[Stored records]

******************************

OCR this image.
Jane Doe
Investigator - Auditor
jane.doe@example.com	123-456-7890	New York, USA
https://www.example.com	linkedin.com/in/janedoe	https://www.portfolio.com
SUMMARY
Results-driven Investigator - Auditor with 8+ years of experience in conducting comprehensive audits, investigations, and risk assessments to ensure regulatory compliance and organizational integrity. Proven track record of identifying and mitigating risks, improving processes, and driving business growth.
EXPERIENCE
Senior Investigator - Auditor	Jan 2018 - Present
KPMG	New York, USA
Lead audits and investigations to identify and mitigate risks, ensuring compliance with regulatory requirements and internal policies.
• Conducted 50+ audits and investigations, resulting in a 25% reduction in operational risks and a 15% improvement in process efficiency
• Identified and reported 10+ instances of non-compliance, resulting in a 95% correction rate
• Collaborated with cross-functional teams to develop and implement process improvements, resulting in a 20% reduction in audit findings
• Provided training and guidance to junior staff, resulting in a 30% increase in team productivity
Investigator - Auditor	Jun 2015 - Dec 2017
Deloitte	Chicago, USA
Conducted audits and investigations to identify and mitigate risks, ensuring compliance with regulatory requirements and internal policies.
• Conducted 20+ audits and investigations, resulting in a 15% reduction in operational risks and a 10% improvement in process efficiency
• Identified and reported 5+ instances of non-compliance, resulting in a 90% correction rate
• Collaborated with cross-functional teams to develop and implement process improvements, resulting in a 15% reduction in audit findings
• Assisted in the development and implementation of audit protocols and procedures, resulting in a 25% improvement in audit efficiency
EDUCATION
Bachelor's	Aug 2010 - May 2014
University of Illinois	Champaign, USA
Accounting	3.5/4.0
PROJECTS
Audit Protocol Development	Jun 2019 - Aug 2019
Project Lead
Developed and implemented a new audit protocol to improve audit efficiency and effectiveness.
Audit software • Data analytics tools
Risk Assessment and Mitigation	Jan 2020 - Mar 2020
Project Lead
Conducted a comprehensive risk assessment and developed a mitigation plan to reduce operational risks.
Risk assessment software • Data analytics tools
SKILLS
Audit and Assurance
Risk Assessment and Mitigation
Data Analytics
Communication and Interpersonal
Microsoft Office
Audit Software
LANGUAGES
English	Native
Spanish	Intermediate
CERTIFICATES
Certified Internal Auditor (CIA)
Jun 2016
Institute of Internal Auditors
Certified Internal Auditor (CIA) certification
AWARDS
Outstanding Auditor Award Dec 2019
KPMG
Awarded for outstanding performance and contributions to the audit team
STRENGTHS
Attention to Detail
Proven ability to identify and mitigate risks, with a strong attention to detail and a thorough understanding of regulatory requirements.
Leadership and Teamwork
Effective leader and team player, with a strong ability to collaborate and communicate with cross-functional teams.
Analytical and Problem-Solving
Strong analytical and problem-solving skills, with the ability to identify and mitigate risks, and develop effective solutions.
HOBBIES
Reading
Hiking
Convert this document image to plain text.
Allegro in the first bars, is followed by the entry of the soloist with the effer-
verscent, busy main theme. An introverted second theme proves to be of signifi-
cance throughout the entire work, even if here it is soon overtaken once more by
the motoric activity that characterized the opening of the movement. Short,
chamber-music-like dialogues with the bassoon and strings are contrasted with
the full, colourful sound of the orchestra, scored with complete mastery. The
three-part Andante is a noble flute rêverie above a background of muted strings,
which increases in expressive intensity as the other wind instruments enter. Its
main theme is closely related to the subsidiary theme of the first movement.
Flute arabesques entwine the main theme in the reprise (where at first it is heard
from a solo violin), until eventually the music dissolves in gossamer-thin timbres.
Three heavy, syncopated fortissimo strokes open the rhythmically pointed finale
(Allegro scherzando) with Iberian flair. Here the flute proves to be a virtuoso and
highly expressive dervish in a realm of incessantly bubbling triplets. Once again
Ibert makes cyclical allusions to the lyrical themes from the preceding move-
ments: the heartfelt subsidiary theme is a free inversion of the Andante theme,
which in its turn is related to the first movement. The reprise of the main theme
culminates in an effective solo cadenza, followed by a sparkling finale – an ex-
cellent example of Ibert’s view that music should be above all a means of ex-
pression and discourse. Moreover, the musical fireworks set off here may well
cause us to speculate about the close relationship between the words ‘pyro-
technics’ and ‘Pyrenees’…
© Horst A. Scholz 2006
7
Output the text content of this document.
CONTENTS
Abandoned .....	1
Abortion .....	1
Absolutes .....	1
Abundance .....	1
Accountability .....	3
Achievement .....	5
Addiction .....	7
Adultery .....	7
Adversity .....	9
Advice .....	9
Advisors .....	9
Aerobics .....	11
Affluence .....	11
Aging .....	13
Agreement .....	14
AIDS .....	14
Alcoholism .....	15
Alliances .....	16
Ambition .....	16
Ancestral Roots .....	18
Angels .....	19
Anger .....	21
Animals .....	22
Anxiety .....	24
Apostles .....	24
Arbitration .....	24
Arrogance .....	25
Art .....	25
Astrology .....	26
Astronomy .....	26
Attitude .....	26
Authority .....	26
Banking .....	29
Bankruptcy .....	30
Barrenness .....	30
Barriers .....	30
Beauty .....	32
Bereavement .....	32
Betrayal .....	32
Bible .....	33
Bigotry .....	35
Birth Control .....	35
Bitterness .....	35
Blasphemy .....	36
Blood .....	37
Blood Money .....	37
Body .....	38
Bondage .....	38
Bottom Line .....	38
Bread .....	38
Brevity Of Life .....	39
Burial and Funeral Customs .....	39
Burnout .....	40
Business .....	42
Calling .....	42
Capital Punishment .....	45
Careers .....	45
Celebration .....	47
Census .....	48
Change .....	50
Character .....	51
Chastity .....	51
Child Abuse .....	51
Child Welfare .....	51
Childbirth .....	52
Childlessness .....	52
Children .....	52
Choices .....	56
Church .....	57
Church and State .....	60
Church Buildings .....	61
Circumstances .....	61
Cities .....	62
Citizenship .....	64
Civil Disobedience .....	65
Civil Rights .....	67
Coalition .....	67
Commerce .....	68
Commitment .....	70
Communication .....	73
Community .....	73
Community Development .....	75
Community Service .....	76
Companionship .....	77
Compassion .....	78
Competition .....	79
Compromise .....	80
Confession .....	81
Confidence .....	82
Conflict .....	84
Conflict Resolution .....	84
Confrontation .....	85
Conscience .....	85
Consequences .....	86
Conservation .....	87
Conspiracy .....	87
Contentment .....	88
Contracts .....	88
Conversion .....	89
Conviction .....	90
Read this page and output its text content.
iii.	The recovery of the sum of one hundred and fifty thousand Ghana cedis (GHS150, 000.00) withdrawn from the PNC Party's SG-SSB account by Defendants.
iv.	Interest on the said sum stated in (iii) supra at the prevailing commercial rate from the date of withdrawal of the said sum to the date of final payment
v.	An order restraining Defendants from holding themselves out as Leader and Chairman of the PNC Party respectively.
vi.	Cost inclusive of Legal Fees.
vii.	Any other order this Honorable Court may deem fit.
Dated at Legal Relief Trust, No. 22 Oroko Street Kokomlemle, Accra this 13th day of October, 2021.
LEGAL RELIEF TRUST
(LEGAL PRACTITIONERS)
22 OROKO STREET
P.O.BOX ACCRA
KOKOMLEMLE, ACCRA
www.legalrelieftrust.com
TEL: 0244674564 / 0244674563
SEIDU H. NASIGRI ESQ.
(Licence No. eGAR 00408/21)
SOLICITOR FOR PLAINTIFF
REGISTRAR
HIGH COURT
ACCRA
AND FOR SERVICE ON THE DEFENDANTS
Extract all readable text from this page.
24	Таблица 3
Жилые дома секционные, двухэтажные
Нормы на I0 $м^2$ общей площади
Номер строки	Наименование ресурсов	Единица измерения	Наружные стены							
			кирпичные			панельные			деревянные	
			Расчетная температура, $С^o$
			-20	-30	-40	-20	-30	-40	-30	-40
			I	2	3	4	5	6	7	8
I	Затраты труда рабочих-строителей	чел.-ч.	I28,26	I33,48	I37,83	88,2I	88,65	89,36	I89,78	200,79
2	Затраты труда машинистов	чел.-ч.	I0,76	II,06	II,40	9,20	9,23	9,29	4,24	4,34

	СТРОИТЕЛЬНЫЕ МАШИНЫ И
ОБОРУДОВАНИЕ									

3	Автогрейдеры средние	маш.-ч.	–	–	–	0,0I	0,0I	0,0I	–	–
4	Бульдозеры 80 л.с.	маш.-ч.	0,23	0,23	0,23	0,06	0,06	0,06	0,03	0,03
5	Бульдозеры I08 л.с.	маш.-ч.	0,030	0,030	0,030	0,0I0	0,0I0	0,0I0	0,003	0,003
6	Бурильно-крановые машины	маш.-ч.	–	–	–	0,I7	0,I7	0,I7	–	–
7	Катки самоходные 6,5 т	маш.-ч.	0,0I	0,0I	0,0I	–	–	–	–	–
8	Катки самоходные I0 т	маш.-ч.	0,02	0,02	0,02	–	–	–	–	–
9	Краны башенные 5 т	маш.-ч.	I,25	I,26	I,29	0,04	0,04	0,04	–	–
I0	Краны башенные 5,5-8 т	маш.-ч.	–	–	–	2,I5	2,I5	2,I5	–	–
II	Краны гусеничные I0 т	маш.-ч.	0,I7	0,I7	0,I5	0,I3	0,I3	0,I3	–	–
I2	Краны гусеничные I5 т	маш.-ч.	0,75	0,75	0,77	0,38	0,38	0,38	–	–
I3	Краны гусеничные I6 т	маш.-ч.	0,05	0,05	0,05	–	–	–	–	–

******************************

• **STATED GOAL**:
Report each line of the material above where the word "Civil" appears.

• **FINAL ANSWER**:
Civil Disobedience .....	65
Civil Rights .....	67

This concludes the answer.